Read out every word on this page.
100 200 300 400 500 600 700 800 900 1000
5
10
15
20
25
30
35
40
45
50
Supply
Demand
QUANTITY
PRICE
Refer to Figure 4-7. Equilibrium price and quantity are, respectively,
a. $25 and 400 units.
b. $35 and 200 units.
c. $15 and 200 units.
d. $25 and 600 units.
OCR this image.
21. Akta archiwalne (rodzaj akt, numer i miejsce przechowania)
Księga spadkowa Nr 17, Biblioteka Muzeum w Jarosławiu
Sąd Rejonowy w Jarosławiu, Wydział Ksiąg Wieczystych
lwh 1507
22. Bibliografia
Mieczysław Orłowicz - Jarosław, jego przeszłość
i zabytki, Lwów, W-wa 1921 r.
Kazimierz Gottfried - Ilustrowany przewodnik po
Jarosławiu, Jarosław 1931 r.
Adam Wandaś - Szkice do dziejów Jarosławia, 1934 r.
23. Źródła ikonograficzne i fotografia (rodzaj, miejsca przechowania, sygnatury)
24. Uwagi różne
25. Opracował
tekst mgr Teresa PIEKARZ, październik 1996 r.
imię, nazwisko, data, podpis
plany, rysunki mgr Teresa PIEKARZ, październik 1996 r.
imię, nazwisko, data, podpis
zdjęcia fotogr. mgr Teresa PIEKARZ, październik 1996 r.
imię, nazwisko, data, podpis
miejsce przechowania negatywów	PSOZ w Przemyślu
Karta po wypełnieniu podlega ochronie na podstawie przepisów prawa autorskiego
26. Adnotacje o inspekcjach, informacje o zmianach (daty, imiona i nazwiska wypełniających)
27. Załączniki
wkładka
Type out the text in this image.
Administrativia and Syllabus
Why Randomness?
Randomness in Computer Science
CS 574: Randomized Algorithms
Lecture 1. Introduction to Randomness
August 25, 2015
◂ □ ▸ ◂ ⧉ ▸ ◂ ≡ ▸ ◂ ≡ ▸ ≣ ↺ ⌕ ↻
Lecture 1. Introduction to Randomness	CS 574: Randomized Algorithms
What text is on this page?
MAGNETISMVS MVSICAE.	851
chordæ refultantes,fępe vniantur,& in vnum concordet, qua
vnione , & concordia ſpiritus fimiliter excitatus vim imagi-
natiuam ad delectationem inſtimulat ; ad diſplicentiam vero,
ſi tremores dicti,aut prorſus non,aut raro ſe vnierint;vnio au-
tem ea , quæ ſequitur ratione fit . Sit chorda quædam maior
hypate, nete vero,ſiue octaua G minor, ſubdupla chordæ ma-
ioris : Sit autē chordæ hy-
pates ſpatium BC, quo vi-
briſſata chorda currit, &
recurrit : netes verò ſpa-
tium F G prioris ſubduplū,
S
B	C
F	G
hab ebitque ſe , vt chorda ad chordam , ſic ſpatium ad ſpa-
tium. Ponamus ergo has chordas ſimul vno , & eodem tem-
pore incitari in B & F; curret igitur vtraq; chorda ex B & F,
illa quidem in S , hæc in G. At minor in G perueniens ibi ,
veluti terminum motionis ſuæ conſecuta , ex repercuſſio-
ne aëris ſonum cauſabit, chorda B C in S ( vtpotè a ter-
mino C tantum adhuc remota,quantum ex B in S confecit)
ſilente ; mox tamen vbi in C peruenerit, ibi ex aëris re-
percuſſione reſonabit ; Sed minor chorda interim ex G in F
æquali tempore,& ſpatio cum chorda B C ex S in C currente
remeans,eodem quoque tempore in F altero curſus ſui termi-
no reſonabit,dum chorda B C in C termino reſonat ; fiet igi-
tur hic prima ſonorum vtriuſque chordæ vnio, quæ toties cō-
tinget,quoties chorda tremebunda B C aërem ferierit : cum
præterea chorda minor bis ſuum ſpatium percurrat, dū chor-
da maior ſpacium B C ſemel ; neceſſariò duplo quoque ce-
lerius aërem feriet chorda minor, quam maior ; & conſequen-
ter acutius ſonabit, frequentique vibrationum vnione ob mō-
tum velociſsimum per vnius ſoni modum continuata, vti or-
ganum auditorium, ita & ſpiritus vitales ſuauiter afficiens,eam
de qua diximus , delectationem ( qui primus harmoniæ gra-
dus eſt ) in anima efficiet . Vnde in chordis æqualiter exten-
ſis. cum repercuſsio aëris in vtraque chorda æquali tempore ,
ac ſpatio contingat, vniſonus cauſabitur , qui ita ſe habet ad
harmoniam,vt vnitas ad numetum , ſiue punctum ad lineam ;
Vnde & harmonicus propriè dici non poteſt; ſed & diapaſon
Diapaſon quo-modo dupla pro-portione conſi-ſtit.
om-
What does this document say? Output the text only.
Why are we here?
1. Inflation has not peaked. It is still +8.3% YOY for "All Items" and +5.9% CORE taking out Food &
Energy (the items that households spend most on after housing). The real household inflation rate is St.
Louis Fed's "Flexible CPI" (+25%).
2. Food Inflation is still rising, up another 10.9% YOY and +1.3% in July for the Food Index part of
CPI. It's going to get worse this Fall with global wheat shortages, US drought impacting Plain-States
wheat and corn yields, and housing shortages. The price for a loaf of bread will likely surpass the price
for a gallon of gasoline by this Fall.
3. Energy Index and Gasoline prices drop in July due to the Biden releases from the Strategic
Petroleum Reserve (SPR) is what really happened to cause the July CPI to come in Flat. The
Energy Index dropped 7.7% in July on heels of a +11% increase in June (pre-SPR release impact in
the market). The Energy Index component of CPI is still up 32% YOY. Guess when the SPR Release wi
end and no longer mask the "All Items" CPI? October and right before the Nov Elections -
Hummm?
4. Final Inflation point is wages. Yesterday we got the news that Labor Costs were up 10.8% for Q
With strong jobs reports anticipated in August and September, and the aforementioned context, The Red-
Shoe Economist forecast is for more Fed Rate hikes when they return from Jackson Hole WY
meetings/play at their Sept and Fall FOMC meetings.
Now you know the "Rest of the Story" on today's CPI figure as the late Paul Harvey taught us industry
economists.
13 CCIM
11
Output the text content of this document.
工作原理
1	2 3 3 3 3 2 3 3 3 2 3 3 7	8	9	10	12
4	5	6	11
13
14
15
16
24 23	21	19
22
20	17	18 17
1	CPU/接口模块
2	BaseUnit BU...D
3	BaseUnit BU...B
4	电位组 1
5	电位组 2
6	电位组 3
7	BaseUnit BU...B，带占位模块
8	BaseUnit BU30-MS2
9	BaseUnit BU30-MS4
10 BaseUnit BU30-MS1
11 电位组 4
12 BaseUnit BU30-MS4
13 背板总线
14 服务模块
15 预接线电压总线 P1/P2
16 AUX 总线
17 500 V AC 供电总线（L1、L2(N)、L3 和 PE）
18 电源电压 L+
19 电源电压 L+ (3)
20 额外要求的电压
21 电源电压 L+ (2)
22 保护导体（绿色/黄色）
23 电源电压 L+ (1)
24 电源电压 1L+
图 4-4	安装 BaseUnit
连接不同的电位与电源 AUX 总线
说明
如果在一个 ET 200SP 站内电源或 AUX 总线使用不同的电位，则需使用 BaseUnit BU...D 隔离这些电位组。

::::::

What is the number of lines above that contain "page"? Answer with that number only.

■ The solution
2